### Material shown ###

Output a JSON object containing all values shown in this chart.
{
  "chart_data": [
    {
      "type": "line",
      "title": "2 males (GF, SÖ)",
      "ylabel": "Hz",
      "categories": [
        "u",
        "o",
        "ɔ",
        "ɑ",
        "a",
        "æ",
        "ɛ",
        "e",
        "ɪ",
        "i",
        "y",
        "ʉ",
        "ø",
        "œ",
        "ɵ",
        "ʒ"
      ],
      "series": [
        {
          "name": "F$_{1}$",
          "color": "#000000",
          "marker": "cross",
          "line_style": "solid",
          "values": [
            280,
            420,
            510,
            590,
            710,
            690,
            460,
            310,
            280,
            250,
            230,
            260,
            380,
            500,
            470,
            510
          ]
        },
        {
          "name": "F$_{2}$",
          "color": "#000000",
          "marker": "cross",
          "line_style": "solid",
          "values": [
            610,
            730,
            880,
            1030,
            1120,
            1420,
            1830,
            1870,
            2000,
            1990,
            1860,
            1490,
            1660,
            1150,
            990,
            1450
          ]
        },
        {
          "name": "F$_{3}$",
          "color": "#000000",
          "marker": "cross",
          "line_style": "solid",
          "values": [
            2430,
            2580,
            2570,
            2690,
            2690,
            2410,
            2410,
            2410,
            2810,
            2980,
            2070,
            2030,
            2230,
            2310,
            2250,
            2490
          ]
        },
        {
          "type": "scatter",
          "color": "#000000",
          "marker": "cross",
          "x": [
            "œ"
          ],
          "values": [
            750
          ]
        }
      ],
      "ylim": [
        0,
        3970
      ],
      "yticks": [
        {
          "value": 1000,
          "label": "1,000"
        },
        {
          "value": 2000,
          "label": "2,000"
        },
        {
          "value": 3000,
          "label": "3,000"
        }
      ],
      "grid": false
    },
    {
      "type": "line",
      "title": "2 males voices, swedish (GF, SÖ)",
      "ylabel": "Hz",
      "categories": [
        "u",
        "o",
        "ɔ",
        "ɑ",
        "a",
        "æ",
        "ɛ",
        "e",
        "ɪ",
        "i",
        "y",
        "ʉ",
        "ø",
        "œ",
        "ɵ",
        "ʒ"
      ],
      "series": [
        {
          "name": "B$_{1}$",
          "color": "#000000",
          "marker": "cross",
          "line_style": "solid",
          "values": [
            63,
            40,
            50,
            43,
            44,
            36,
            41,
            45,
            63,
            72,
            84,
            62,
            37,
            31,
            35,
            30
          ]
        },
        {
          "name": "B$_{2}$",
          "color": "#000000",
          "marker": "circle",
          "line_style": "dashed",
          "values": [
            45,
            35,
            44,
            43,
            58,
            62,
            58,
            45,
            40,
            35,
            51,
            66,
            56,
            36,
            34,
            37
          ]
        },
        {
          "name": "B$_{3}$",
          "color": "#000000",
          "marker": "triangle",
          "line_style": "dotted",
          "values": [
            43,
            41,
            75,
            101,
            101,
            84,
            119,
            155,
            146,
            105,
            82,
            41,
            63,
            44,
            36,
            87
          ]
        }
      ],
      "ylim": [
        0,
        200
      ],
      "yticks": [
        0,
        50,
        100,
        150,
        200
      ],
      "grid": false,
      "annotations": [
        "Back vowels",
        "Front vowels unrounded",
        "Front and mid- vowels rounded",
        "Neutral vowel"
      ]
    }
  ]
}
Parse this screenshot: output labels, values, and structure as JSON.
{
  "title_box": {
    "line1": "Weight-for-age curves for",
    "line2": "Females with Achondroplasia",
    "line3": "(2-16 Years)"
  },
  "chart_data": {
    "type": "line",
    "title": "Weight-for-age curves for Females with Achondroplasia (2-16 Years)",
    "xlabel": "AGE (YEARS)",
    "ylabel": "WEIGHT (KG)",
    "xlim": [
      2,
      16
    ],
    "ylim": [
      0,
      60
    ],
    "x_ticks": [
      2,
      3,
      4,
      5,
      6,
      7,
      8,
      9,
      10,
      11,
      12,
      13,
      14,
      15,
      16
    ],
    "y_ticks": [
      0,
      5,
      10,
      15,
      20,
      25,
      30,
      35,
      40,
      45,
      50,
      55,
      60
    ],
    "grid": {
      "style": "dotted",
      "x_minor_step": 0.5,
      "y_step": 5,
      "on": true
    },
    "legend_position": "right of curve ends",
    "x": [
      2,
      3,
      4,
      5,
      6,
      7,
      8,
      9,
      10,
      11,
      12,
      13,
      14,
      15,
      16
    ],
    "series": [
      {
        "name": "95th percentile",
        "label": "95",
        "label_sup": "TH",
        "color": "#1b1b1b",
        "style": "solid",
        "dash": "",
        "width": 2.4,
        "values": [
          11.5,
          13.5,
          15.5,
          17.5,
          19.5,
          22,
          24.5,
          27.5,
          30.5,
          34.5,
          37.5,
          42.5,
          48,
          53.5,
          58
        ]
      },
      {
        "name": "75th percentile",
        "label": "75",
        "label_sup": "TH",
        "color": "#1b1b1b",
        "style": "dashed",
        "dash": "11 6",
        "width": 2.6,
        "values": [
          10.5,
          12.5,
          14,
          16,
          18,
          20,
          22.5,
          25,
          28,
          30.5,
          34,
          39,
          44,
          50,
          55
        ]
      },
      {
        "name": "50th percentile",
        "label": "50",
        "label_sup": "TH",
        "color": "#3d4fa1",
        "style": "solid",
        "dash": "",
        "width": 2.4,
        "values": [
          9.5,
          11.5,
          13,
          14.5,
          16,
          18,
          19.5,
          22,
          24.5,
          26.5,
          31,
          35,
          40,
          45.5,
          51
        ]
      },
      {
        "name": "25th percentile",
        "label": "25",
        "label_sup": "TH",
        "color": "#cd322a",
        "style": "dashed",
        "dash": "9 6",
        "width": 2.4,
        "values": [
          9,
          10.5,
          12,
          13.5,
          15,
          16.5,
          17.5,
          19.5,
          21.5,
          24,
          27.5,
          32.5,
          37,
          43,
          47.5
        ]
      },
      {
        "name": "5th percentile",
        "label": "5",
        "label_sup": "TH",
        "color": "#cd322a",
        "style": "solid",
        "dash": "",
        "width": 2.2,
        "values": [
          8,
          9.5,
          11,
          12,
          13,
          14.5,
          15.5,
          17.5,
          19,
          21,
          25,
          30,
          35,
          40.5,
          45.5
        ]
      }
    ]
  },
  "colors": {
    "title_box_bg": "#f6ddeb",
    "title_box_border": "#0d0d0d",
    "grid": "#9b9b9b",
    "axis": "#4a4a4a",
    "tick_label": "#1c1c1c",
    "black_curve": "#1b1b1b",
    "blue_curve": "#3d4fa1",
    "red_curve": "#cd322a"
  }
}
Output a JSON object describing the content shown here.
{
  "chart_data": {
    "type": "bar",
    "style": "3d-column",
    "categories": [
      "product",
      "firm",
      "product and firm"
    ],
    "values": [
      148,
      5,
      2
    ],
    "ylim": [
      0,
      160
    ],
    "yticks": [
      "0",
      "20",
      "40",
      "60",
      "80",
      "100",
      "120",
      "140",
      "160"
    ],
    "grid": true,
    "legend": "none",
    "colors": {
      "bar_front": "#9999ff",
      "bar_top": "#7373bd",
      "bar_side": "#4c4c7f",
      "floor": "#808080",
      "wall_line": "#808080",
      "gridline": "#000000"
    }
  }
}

###

Task goal. Transcribe the records above exactly, but only from the line that contains "Output a JSON object describing" through their final line, inclusive.

Reply.
Output a JSON object describing the content shown here.
{
  "chart_data": {
    "type": "bar",
    "style": "3d-column",
    "categories": [
      "product",
      "firm",
      "product and firm"
    ],
    "values": [
      148,
      5,
      2
    ],
    "ylim": [
      0,
      160
    ],
    "yticks": [
      "0",
      "20",
      "40",
      "60",
      "80",
      "100",
      "120",
      "140",
      "160"
    ],
    "grid": true,
    "legend": "none",
    "colors": {
      "bar_front": "#9999ff",
      "bar_top": "#7373bd",
      "bar_side": "#4c4c7f",
      "floor": "#808080",
      "wall_line": "#808080",
      "gridline": "#000000"
    }
  }
}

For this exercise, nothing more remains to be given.